Extracts from a graphics dataset:
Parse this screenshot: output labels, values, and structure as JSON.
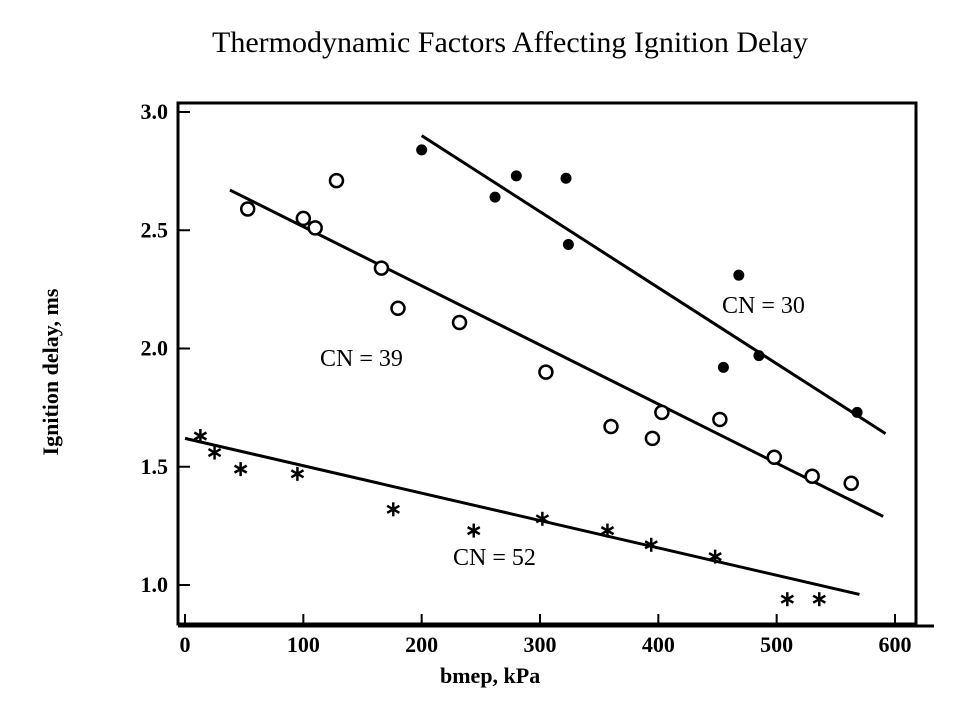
{
  "title": "Thermodynamic Factors Affecting Ignition Delay",
  "chart_data": {
    "type": "scatter",
    "title": "Thermodynamic Factors Affecting Ignition Delay",
    "xlabel": "bmep, kPa",
    "ylabel": "Ignition delay, ms",
    "xlim": [
      0,
      600
    ],
    "ylim": [
      0.9,
      3.0
    ],
    "x_ticks": [
      "0",
      "100",
      "200",
      "300",
      "400",
      "500",
      "600"
    ],
    "y_ticks": [
      "1.0",
      "1.5",
      "2.0",
      "2.5",
      "3.0"
    ],
    "grid": false,
    "series": [
      {
        "name": "CN = 30",
        "marker": "filled-circle",
        "points": [
          [
            200,
            2.84
          ],
          [
            262,
            2.64
          ],
          [
            280,
            2.73
          ],
          [
            322,
            2.72
          ],
          [
            324,
            2.44
          ],
          [
            455,
            1.92
          ],
          [
            468,
            2.31
          ],
          [
            485,
            1.97
          ],
          [
            568,
            1.73
          ]
        ],
        "fit": [
          [
            200,
            2.9
          ],
          [
            592,
            1.64
          ]
        ]
      },
      {
        "name": "CN = 39",
        "marker": "open-circle",
        "points": [
          [
            53,
            2.59
          ],
          [
            100,
            2.55
          ],
          [
            110,
            2.51
          ],
          [
            128,
            2.71
          ],
          [
            166,
            2.34
          ],
          [
            180,
            2.17
          ],
          [
            232,
            2.11
          ],
          [
            305,
            1.9
          ],
          [
            360,
            1.67
          ],
          [
            395,
            1.62
          ],
          [
            403,
            1.73
          ],
          [
            452,
            1.7
          ],
          [
            498,
            1.54
          ],
          [
            530,
            1.46
          ],
          [
            563,
            1.43
          ]
        ],
        "fit": [
          [
            38,
            2.67
          ],
          [
            590,
            1.29
          ]
        ]
      },
      {
        "name": "CN = 52",
        "marker": "asterisk",
        "points": [
          [
            13,
            1.63
          ],
          [
            25,
            1.56
          ],
          [
            47,
            1.49
          ],
          [
            95,
            1.47
          ],
          [
            176,
            1.32
          ],
          [
            244,
            1.23
          ],
          [
            302,
            1.28
          ],
          [
            357,
            1.23
          ],
          [
            394,
            1.17
          ],
          [
            448,
            1.12
          ],
          [
            509,
            0.94
          ],
          [
            536,
            0.94
          ]
        ],
        "fit": [
          [
            0,
            1.62
          ],
          [
            570,
            0.96
          ]
        ]
      }
    ]
  }
}
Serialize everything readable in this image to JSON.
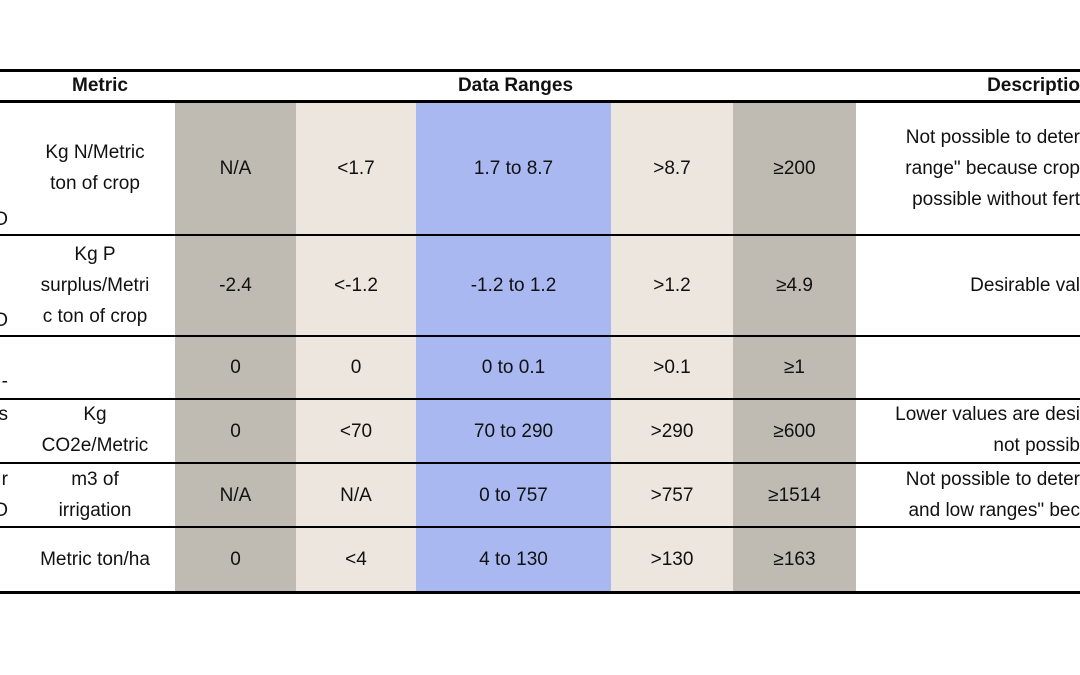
{
  "table": {
    "header": {
      "metric": "Metric",
      "data_ranges": "Data Ranges",
      "description": "Descriptio"
    },
    "rows": [
      {
        "left": [
          "O"
        ],
        "metric": [
          "Kg N/Metric",
          "ton of crop"
        ],
        "ranges": [
          "N/A",
          "<1.7",
          "1.7 to 8.7",
          ">8.7",
          "≥200"
        ],
        "description": [
          "Not possible to deter",
          "range\" because crop",
          "possible without fert"
        ]
      },
      {
        "left": [
          "O"
        ],
        "metric": [
          "Kg P",
          "surplus/Metri",
          "c ton of crop"
        ],
        "ranges": [
          "-2.4",
          "<-1.2",
          "-1.2 to 1.2",
          ">1.2",
          "≥4.9"
        ],
        "description": [
          "Desirable val"
        ]
      },
      {
        "left": [
          "n -"
        ],
        "metric": [],
        "ranges": [
          "0",
          "0",
          "0 to 0.1",
          ">0.1",
          "≥1"
        ],
        "description": []
      },
      {
        "left": [
          "s"
        ],
        "metric": [
          "Kg",
          "CO2e/Metric"
        ],
        "ranges": [
          "0",
          "<70",
          "70 to 290",
          ">290",
          "≥600"
        ],
        "description": [
          "Lower values are desi",
          "not possib"
        ]
      },
      {
        "left": [
          "r",
          "O"
        ],
        "metric": [
          "m3 of",
          "irrigation"
        ],
        "ranges": [
          "N/A",
          "N/A",
          "0 to 757",
          ">757",
          "≥1514"
        ],
        "description": [
          "Not possible to deter",
          "and low ranges\" bec"
        ]
      },
      {
        "left": [],
        "metric": [
          "Metric ton/ha"
        ],
        "ranges": [
          "0",
          "<4",
          "4  to 130",
          ">130",
          "≥163"
        ],
        "description": []
      }
    ]
  }
}
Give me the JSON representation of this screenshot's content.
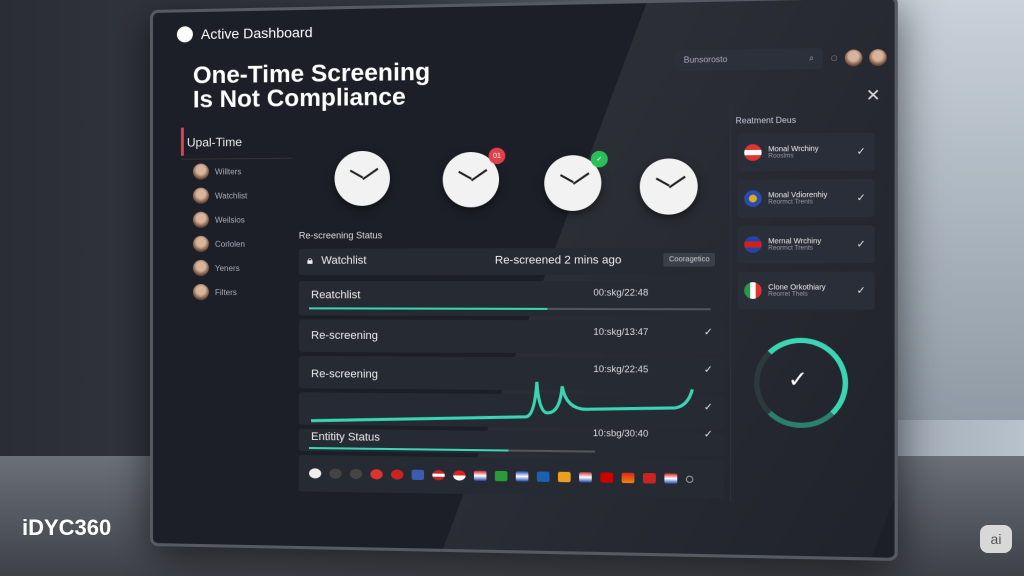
{
  "app": {
    "title": "Active Dashboard",
    "headline_line1": "One-Time Screening",
    "headline_line2": "Is Not Compliance"
  },
  "header": {
    "search_value": "Bunsorosto"
  },
  "sidebar": {
    "title": "Upal-Time",
    "items": [
      {
        "label": "Willters"
      },
      {
        "label": "Watchlist"
      },
      {
        "label": "Weilsios"
      },
      {
        "label": "Corlolen"
      },
      {
        "label": "Yeners"
      },
      {
        "label": "Filters"
      }
    ]
  },
  "clocks": [
    {
      "badge": ""
    },
    {
      "badge": "01",
      "badge_color": "#e0404a"
    },
    {
      "badge": "✓",
      "badge_color": "#2bbf5a"
    },
    {
      "badge": ""
    }
  ],
  "status": {
    "section_label": "Re-screening Status",
    "watchlist_label": "Watchlist",
    "watchlist_status": "Re-screened 2 mins ago",
    "watchlist_button": "Cooragetico",
    "rows": [
      {
        "label": "Reatchlist",
        "time": "00:skg/22:48",
        "progress": 0.6
      },
      {
        "label": "Re-screening",
        "time": "10:skg/13:47"
      },
      {
        "label": "Re-screening",
        "time": "10:skg/22:45"
      },
      {
        "label": "",
        "time": ""
      },
      {
        "label": "Entitity Status",
        "time": "10:sbg/30:40",
        "progress": 0.7
      }
    ]
  },
  "panel": {
    "title": "Reatment Deus",
    "items": [
      {
        "name": "Monal Wrchiny",
        "sub": "Rooslms",
        "flag_color": "#d33"
      },
      {
        "name": "Monal Vdiorenhiy",
        "sub": "Reormct Trents",
        "flag_color": "#2a4bb0"
      },
      {
        "name": "Mernal Wrchiny",
        "sub": "Reormct Trents",
        "flag_color": "#c22"
      },
      {
        "name": "Clone Orkothiary",
        "sub": "Reorret Thels",
        "flag_color": "#2a9a4a"
      }
    ]
  },
  "colors": {
    "accent": "#3ad6b4",
    "alert": "#e0404a"
  },
  "brand": {
    "logo": "iDYC360",
    "badge": "ai"
  }
}
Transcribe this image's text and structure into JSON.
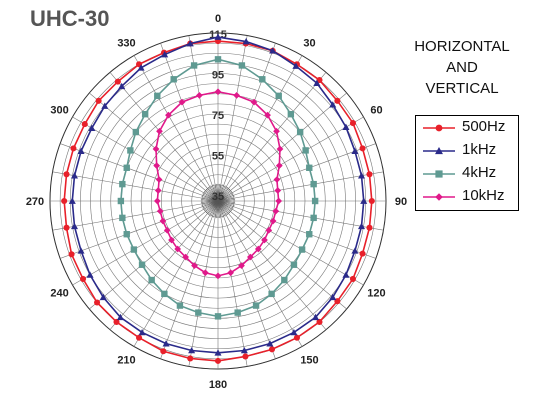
{
  "title": "UHC-30",
  "subtitle_lines": [
    "HORIZONTAL",
    "AND",
    "VERTICAL"
  ],
  "chart_data": {
    "type": "polar-line",
    "radial_range": [
      35,
      115
    ],
    "radial_ticks": [
      35,
      55,
      75,
      95,
      115
    ],
    "angle_ticks": [
      0,
      30,
      60,
      90,
      120,
      150,
      180,
      210,
      240,
      270,
      300,
      330
    ],
    "angle_step": 10,
    "legend": "right",
    "series": [
      {
        "name": "500Hz",
        "color": "#e8202a",
        "marker": "circle",
        "values": [
          111,
          111,
          111,
          110,
          110,
          109,
          109,
          108,
          108,
          108,
          108,
          108,
          109,
          109,
          110,
          110,
          110,
          110,
          111,
          111,
          111,
          110,
          110,
          110,
          109,
          109,
          108,
          108,
          108,
          108,
          108,
          109,
          109,
          110,
          110,
          111
        ]
      },
      {
        "name": "1kHz",
        "color": "#2a2a8a",
        "marker": "triangle",
        "values": [
          113,
          112,
          111,
          109,
          108,
          106,
          105,
          104,
          104,
          104,
          104,
          104,
          105,
          106,
          107,
          107,
          107,
          107,
          107,
          107,
          107,
          107,
          107,
          106,
          105,
          104,
          104,
          104,
          104,
          104,
          104,
          105,
          106,
          108,
          109,
          111
        ]
      },
      {
        "name": "4kHz",
        "color": "#5f9a92",
        "marker": "square",
        "values": [
          102,
          100,
          96,
          92,
          88,
          85,
          82,
          80,
          80,
          80,
          80,
          80,
          80,
          81,
          83,
          85,
          87,
          88,
          89,
          88,
          87,
          85,
          83,
          81,
          80,
          80,
          80,
          80,
          80,
          80,
          82,
          85,
          88,
          92,
          96,
          100
        ]
      },
      {
        "name": "10kHz",
        "color": "#e0198a",
        "marker": "diamond",
        "values": [
          86,
          85,
          84,
          81,
          77,
          72,
          67,
          63,
          62,
          62,
          61,
          61,
          61,
          62,
          63,
          64,
          66,
          68,
          69,
          68,
          66,
          64,
          63,
          62,
          61,
          61,
          61,
          62,
          62,
          63,
          67,
          72,
          77,
          81,
          84,
          85
        ]
      }
    ]
  }
}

• [WRITTEN TASK]:
Where does the word "Affecting" appear? Return each line that holds it.

• [WRITTEN RESPONSE]:
  "title": "Thermodynamic Factors Affecting Ignition Delay",
    "title": "Thermodynamic Factors Affecting Ignition Delay",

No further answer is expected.